→ PROVIDED MATERIAL:
○ ○ ○

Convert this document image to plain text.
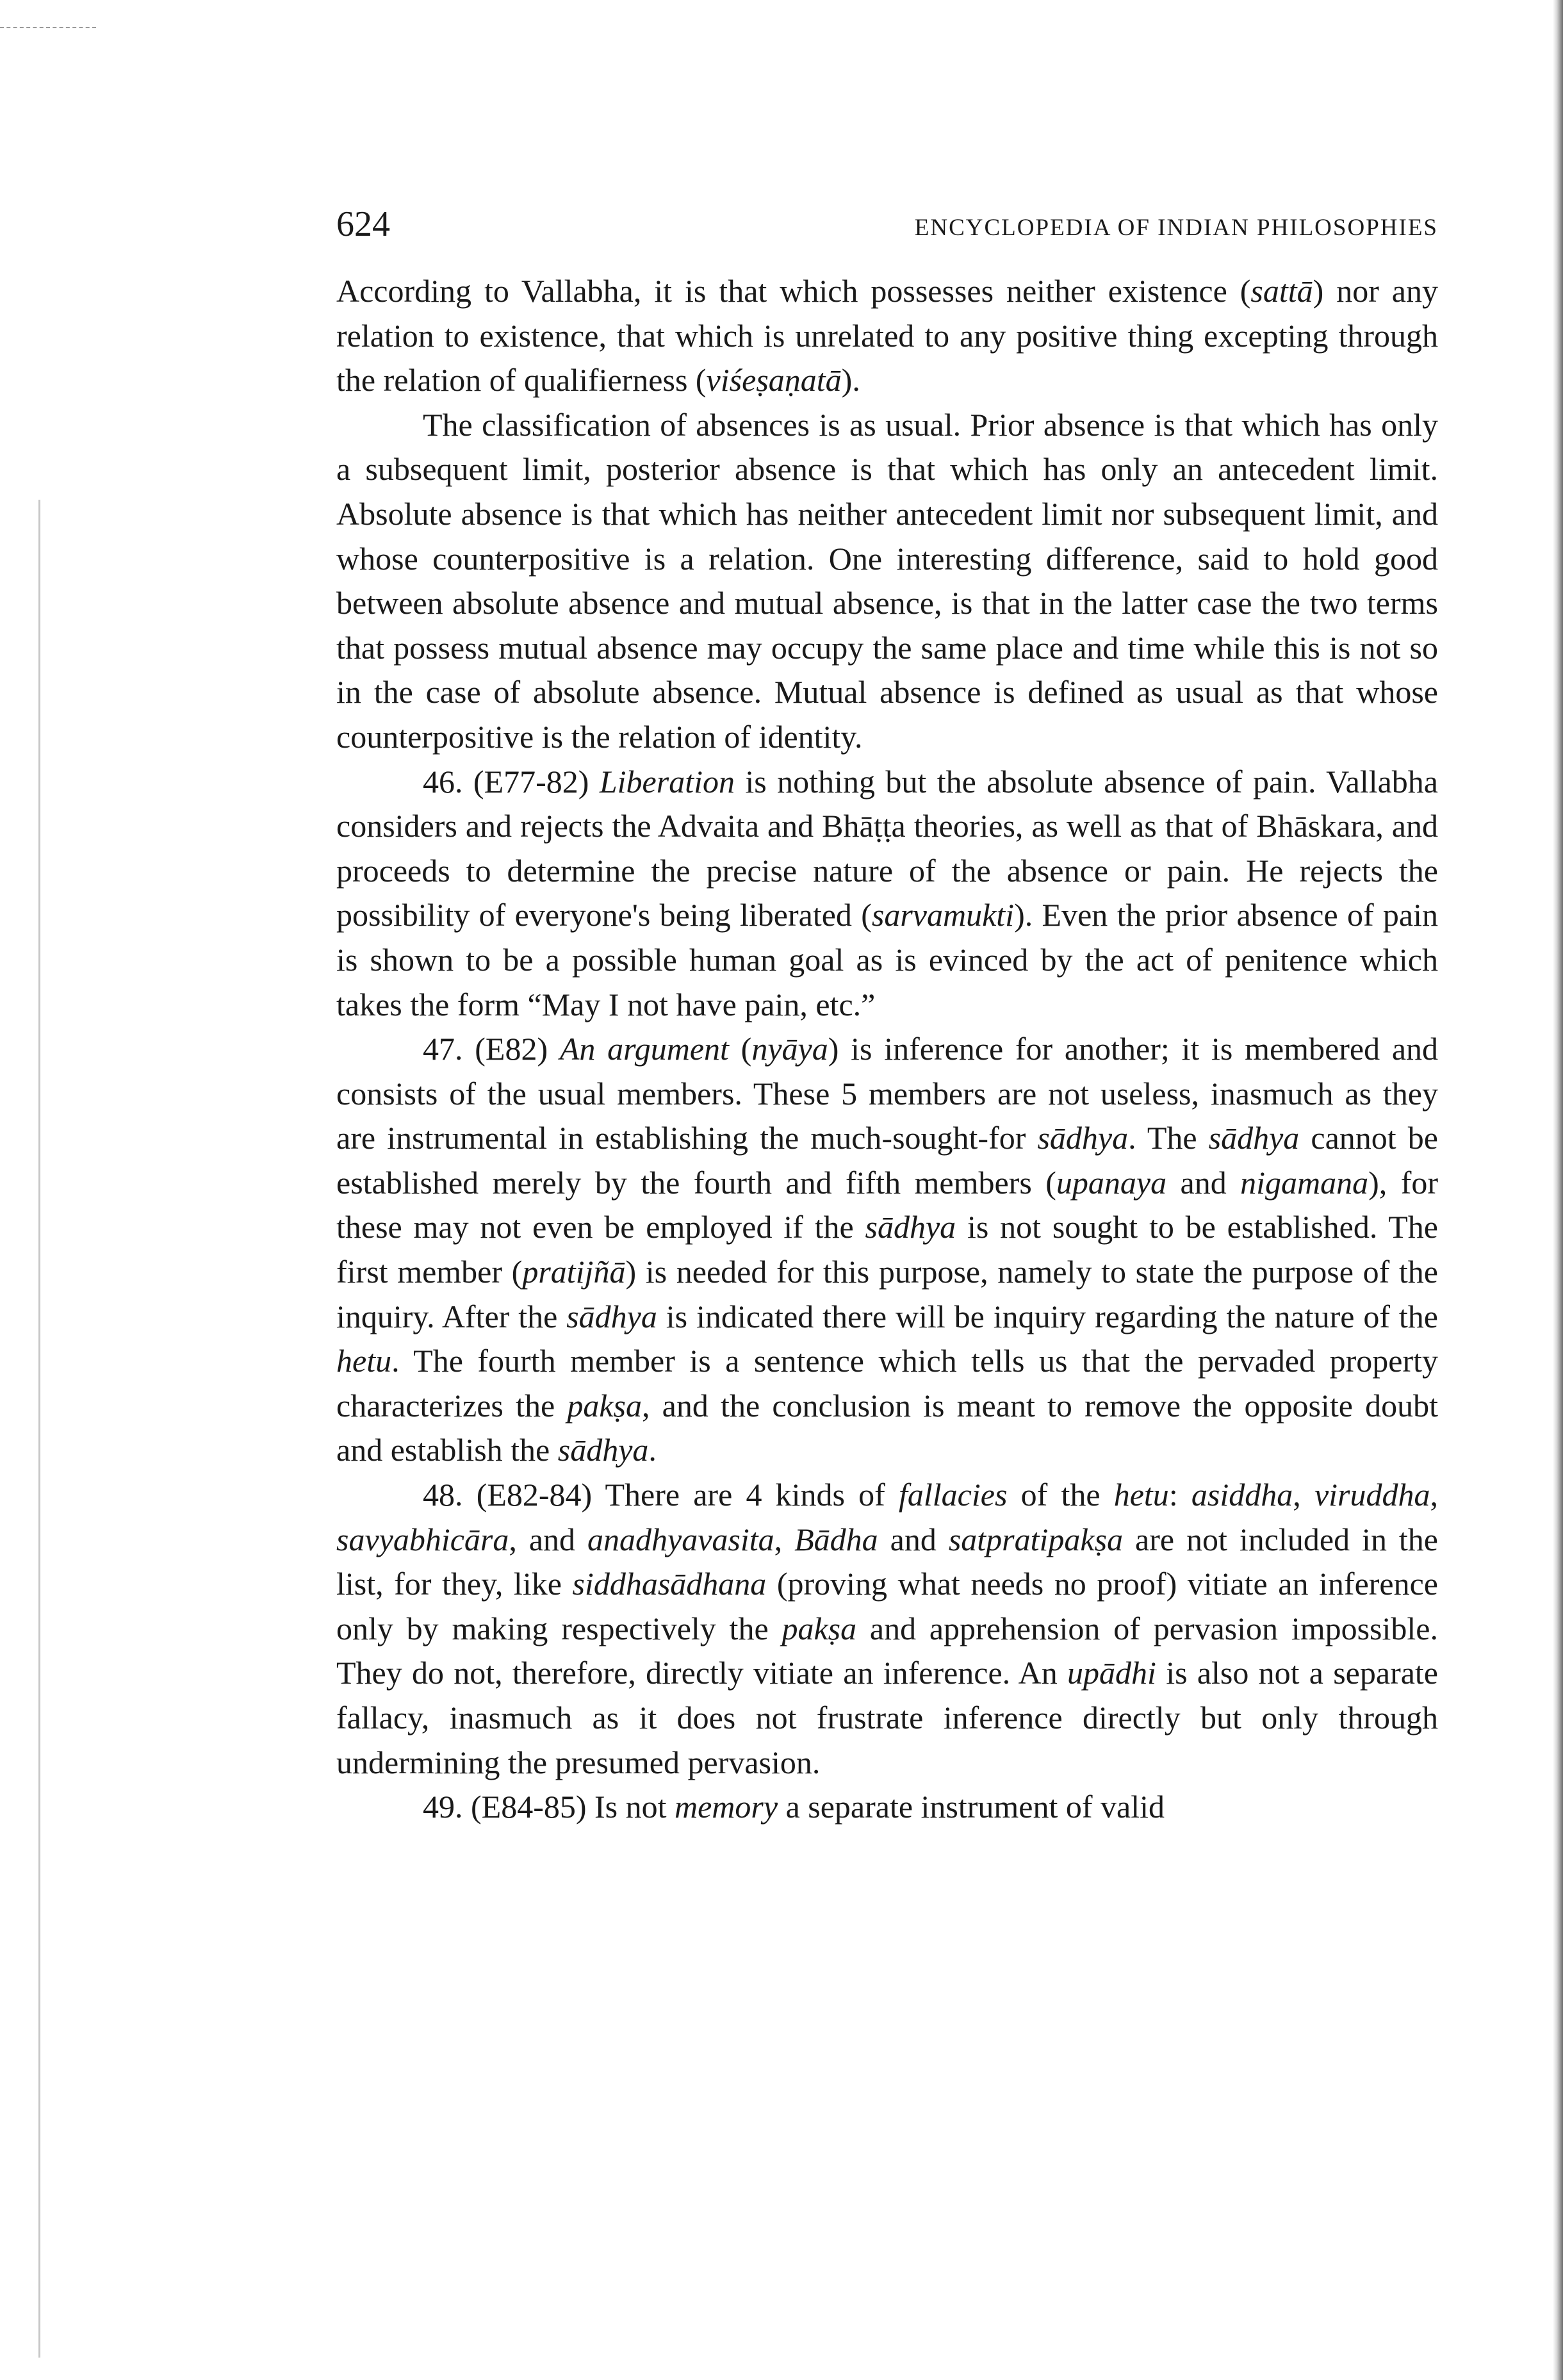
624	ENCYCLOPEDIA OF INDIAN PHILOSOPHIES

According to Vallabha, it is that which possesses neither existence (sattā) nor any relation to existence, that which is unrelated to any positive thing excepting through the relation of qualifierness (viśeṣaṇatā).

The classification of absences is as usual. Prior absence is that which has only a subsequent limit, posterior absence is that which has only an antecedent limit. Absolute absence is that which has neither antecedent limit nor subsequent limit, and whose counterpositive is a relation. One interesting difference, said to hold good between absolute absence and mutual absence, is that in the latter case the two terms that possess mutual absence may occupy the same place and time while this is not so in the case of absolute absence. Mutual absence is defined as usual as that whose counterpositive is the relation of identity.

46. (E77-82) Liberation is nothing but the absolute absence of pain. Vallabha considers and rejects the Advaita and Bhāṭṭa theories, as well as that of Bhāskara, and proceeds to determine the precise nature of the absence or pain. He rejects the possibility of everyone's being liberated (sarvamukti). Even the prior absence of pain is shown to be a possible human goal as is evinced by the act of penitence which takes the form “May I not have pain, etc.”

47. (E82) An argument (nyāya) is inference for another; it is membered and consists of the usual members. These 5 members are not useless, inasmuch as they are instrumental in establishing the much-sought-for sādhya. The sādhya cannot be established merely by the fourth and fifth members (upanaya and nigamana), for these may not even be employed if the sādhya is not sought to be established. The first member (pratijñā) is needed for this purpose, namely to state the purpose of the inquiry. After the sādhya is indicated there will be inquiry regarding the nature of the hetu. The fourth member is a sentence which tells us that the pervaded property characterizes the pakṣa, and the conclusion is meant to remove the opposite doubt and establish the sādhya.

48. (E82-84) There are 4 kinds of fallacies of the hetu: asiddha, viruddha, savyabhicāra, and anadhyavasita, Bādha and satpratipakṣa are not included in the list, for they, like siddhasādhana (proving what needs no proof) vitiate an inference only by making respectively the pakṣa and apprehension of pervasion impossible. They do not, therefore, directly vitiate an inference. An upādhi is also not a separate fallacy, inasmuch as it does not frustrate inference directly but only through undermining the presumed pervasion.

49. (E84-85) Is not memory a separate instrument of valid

○ ○ ○

→ STATED PROBLEM: Leave out all pictures, then copy the remaining material exactly.

→ RESULT:
Convert this document image to plain text.
624	ENCYCLOPEDIA OF INDIAN PHILOSOPHIES

According to Vallabha, it is that which possesses neither existence (sattā) nor any relation to existence, that which is unrelated to any positive thing excepting through the relation of qualifierness (viśeṣaṇatā).

The classification of absences is as usual. Prior absence is that which has only a subsequent limit, posterior absence is that which has only an antecedent limit. Absolute absence is that which has neither antecedent limit nor subsequent limit, and whose counterpositive is a relation. One interesting difference, said to hold good between absolute absence and mutual absence, is that in the latter case the two terms that possess mutual absence may occupy the same place and time while this is not so in the case of absolute absence. Mutual absence is defined as usual as that whose counterpositive is the relation of identity.

46. (E77-82) Liberation is nothing but the absolute absence of pain. Vallabha considers and rejects the Advaita and Bhāṭṭa theories, as well as that of Bhāskara, and proceeds to determine the precise nature of the absence or pain. He rejects the possibility of everyone's being liberated (sarvamukti). Even the prior absence of pain is shown to be a possible human goal as is evinced by the act of penitence which takes the form “May I not have pain, etc.”

47. (E82) An argument (nyāya) is inference for another; it is membered and consists of the usual members. These 5 members are not useless, inasmuch as they are instrumental in establishing the much-sought-for sādhya. The sādhya cannot be established merely by the fourth and fifth members (upanaya and nigamana), for these may not even be employed if the sādhya is not sought to be established. The first member (pratijñā) is needed for this purpose, namely to state the purpose of the inquiry. After the sādhya is indicated there will be inquiry regarding the nature of the hetu. The fourth member is a sentence which tells us that the pervaded property characterizes the pakṣa, and the conclusion is meant to remove the opposite doubt and establish the sādhya.

48. (E82-84) There are 4 kinds of fallacies of the hetu: asiddha, viruddha, savyabhicāra, and anadhyavasita, Bādha and satpratipakṣa are not included in the list, for they, like siddhasādhana (proving what needs no proof) vitiate an inference only by making respectively the pakṣa and apprehension of pervasion impossible. They do not, therefore, directly vitiate an inference. An upādhi is also not a separate fallacy, inasmuch as it does not frustrate inference directly but only through undermining the presumed pervasion.

49. (E84-85) Is not memory a separate instrument of valid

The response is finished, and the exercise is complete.